# Task objective
Copy out the lines of the records word for word, beginning with the line containing "tick-marks — [59, 38, 683, 473]" and ending with the line containing "series-layer — [59, 231, 684, 473]", both included.
** Begin **
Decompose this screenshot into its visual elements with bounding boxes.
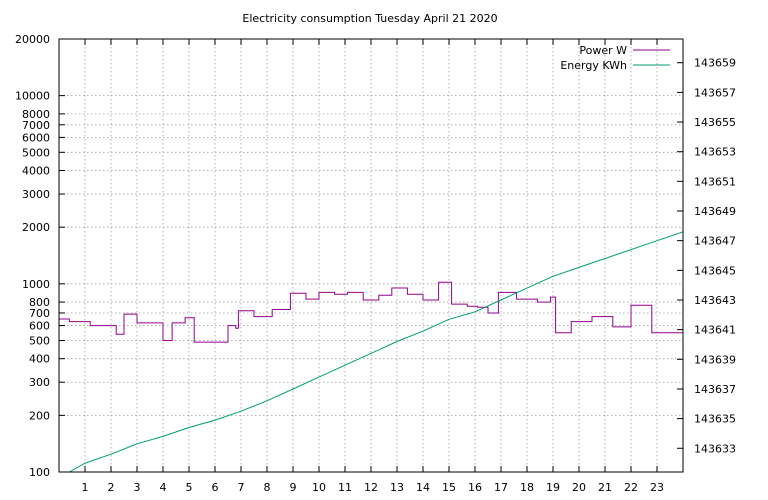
tick-marks — [59, 38, 683, 473]
y-tick-label: 500 — [29, 334, 50, 347]
grid-lines — [59, 38, 683, 473]
y-tick-label: 200 — [29, 409, 50, 422]
y2-tick-label: 143645 — [694, 264, 736, 277]
series-line-energy-kwh — [69, 231, 684, 473]
plot-frame — [58, 38, 684, 473]
x-tick-label: 21 — [598, 481, 612, 494]
y-tick-label: 800 — [29, 296, 50, 309]
y2-tick-label: 143633 — [694, 442, 736, 455]
y2-tick-label: 143653 — [694, 146, 736, 159]
series-layer — [59, 231, 684, 473]
y2-tick-label: 143647 — [694, 235, 736, 248]
y-tick-label: 4000 — [22, 165, 50, 178]
y2-tick-label: 143657 — [694, 86, 736, 99]
y2-tick-label: 143651 — [694, 175, 736, 188]
x-tick-label: 14 — [416, 481, 430, 494]
x-tick-label: 7 — [238, 481, 245, 494]
x-tick-label: 13 — [390, 481, 404, 494]
y-tick-label: 3000 — [22, 188, 50, 201]
x-tick-labels: 1 2 3 4 5 6 7 8 9 10 11 12 13 14 15 16 17 18 19 20 21 22 23 — [82, 481, 665, 494]
x-tick-label: 6 — [212, 481, 219, 494]
x-tick-label: 11 — [338, 481, 352, 494]
x-tick-label: 9 — [290, 481, 297, 494]
y2-tick-label: 143637 — [694, 383, 736, 396]
y2-tick-label: 143655 — [694, 116, 736, 129]
y2-tick-label: 143641 — [694, 324, 736, 337]
y-tick-label: 20000 — [15, 33, 50, 46]
y-tick-label: 100 — [29, 466, 50, 479]
chart-title: Electricity consumption Tuesday April 21… — [242, 12, 497, 25]
y-tick-label: 600 — [29, 320, 50, 333]
y2-tick-label: 143639 — [694, 353, 736, 366]
y-tick-label: 7000 — [22, 119, 50, 132]
x-tick-label: 15 — [442, 481, 456, 494]
y2-tick-label: 143659 — [694, 57, 736, 70]
x-tick-label: 2 — [108, 481, 115, 494]
y2-tick-label: 143643 — [694, 294, 736, 307]
y2-tick-label: 143635 — [694, 413, 736, 426]
x-tick-label: 10 — [312, 481, 326, 494]
x-tick-label: 19 — [546, 481, 560, 494]
y2-tick-labels: 143633 143635 143637 143639 143641 143643 1436… — [694, 57, 736, 456]
y-tick-label: 300 — [29, 376, 50, 389]
legend: Power W Energy KWh — [560, 44, 670, 72]
x-tick-label: 18 — [520, 481, 534, 494]
legend-label-energy-kwh: Energy KWh — [560, 59, 627, 72]
x-tick-label: 22 — [624, 481, 638, 494]
y-tick-label: 8000 — [22, 108, 50, 121]
x-tick-label: 5 — [186, 481, 193, 494]
x-tick-label: 23 — [650, 481, 664, 494]
y-tick-label: 10000 — [15, 90, 50, 103]
y-tick-label: 1000 — [22, 278, 50, 291]
legend-label-power-w: Power W — [579, 44, 627, 57]
x-tick-label: 20 — [572, 481, 586, 494]
x-tick-label: 17 — [494, 481, 508, 494]
x-tick-label: 16 — [468, 481, 482, 494]
y-tick-label: 700 — [29, 307, 50, 320]
x-tick-label: 4 — [160, 481, 167, 494]
y-tick-label: 2000 — [22, 221, 50, 234]
x-tick-label: 3 — [134, 481, 141, 494]
y-tick-label: 5000 — [22, 146, 50, 159]
y-tick-label: 6000 — [22, 131, 50, 144]
x-tick-label: 8 — [264, 481, 271, 494]
series-line-power-w — [59, 281, 683, 343]
y-tick-label: 400 — [29, 353, 50, 366]
y2-tick-label: 143649 — [694, 205, 736, 218]
x-tick-label: 1 — [82, 481, 89, 494]
x-tick-label: 12 — [364, 481, 378, 494]
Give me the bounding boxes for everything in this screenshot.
** End **
# Exercise response
tick-marks — [59, 38, 683, 473]
y-tick-label: 500 — [29, 334, 50, 347]
grid-lines — [59, 38, 683, 473]
y-tick-label: 200 — [29, 409, 50, 422]
y2-tick-label: 143645 — [694, 264, 736, 277]
series-line-energy-kwh — [69, 231, 684, 473]
plot-frame — [58, 38, 684, 473]
x-tick-label: 21 — [598, 481, 612, 494]
y-tick-label: 800 — [29, 296, 50, 309]
y2-tick-label: 143633 — [694, 442, 736, 455]
y2-tick-label: 143653 — [694, 146, 736, 159]
series-layer — [59, 231, 684, 473]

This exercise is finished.